Saved data entries -
┄┄┄┄┄┄┄┄┄┄┄┄┄┄┄┄┄┄┄┄

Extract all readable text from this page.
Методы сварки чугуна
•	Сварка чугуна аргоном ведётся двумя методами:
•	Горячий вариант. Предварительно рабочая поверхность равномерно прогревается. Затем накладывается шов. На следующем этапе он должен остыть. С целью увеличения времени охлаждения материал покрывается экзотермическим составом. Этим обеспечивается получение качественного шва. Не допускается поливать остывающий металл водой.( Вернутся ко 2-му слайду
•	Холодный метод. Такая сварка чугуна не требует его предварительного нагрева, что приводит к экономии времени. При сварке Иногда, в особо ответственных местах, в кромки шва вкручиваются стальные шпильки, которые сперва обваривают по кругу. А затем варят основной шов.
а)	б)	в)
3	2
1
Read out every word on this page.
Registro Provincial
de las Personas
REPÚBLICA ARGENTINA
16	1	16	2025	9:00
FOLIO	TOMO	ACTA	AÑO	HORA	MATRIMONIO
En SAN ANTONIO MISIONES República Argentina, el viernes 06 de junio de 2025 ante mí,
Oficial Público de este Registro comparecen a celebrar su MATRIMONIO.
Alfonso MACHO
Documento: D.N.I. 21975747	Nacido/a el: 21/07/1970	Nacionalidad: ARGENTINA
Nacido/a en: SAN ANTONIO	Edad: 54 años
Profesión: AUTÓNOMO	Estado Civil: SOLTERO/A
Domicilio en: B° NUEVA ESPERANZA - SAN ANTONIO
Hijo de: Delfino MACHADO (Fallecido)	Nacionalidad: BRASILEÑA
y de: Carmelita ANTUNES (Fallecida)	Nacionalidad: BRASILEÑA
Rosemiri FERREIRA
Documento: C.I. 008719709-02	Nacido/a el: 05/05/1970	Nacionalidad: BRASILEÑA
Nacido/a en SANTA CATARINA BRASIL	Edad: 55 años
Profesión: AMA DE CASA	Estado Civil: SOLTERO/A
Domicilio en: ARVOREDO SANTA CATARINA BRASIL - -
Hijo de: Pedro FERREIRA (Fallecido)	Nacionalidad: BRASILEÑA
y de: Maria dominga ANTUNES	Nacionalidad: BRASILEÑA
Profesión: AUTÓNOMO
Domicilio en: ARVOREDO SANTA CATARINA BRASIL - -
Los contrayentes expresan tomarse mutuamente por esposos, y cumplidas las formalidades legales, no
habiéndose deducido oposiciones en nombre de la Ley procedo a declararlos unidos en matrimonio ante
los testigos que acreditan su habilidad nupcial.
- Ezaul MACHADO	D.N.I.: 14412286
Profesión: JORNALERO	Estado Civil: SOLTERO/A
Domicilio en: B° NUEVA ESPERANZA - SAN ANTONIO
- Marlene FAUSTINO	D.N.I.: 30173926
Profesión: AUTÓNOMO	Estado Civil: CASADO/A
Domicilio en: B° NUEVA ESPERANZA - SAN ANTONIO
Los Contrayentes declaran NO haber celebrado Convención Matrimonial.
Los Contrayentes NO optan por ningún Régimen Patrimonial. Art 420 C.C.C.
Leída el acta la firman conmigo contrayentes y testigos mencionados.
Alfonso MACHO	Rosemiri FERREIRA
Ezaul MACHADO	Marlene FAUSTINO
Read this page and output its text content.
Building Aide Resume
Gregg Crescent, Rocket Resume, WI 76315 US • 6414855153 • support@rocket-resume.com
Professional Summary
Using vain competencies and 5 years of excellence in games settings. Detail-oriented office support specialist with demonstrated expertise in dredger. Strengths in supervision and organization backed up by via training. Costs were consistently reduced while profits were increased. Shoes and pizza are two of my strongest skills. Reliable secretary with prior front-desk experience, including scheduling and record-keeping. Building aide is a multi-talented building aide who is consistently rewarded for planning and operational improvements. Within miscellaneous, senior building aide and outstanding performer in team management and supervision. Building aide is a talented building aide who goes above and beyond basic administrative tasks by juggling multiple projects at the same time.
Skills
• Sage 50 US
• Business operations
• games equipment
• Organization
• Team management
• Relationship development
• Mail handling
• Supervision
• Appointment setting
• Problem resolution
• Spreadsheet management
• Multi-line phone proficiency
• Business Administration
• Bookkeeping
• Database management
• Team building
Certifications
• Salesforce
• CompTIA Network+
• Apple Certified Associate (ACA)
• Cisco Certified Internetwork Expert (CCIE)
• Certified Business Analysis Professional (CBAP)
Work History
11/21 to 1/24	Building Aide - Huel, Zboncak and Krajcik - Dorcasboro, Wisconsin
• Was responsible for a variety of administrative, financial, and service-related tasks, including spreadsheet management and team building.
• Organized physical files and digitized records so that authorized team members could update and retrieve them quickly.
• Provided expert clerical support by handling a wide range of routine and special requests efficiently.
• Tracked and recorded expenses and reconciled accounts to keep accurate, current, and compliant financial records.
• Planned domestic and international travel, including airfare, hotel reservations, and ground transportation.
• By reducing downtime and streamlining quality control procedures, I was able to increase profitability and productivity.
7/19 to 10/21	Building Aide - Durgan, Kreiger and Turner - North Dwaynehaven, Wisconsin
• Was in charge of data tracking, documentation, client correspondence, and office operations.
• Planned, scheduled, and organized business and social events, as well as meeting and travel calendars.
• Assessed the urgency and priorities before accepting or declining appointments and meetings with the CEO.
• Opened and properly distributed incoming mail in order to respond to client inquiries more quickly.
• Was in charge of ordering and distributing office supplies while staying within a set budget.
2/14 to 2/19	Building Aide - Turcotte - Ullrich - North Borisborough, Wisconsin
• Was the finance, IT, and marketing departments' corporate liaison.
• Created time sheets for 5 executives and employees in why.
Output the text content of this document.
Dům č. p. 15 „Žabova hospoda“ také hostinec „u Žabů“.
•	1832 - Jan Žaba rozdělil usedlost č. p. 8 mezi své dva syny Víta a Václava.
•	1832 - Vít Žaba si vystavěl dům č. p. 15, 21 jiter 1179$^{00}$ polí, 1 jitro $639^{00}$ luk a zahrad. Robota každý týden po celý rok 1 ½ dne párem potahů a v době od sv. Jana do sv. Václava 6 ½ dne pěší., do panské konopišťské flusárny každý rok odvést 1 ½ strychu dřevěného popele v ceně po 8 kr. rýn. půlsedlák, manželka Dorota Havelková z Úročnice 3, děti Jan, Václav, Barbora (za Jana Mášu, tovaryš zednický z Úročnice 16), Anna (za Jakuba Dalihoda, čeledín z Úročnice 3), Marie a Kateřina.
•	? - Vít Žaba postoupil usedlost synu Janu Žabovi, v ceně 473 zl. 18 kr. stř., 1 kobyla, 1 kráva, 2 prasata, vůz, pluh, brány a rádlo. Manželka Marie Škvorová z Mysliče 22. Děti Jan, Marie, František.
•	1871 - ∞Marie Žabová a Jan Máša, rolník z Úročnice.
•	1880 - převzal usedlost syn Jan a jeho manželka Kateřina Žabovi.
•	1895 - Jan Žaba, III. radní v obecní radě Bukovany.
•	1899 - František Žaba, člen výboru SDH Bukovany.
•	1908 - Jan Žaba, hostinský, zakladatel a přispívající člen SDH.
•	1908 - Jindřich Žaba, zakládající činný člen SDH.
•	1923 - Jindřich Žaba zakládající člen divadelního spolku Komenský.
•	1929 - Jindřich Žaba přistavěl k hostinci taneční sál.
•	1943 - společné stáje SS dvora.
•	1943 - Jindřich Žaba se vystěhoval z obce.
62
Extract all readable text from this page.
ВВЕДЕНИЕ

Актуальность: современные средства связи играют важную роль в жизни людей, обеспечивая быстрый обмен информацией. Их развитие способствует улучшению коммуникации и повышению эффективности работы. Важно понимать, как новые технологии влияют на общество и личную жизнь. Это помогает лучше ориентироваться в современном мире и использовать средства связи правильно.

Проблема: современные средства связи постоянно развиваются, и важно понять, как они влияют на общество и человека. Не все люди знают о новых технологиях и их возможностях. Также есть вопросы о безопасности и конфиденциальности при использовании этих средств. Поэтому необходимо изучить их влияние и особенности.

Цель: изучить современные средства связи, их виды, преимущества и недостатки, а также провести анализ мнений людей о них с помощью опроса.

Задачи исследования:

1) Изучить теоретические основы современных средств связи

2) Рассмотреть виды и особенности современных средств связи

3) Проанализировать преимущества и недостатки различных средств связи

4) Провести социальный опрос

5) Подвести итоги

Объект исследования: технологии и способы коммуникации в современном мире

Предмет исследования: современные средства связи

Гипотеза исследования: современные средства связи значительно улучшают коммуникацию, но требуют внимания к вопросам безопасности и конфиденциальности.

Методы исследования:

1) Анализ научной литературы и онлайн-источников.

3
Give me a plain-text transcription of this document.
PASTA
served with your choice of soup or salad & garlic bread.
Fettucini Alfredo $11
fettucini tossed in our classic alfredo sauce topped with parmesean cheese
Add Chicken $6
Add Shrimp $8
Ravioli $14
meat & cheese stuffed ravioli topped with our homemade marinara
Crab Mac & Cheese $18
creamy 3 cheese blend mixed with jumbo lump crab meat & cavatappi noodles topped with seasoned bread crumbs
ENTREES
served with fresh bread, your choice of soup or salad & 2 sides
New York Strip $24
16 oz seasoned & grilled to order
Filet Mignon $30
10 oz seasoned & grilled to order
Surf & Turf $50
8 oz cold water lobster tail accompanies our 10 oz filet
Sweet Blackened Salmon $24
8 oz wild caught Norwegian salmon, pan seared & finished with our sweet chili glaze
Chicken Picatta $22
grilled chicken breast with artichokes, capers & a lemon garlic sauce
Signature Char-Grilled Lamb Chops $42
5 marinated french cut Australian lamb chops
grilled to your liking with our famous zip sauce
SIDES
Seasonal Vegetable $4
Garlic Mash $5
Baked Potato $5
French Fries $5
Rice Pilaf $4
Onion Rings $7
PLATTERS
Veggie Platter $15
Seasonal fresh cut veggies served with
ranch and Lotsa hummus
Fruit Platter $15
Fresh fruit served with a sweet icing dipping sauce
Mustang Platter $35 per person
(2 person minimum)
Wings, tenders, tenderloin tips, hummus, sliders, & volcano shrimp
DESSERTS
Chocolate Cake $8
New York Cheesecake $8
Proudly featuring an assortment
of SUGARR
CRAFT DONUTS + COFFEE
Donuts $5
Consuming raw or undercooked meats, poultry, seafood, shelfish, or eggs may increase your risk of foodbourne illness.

┄┄┄┄┄┄┄┄┄┄┄┄┄┄┄┄┄┄┄┄

Objective - From the material above, gather all lines that include the string "hummus" and copy them.

The solution -
ranch and Lotsa hummus
Wings, tenders, tenderloin tips, hummus, sliders, & volcano shrimp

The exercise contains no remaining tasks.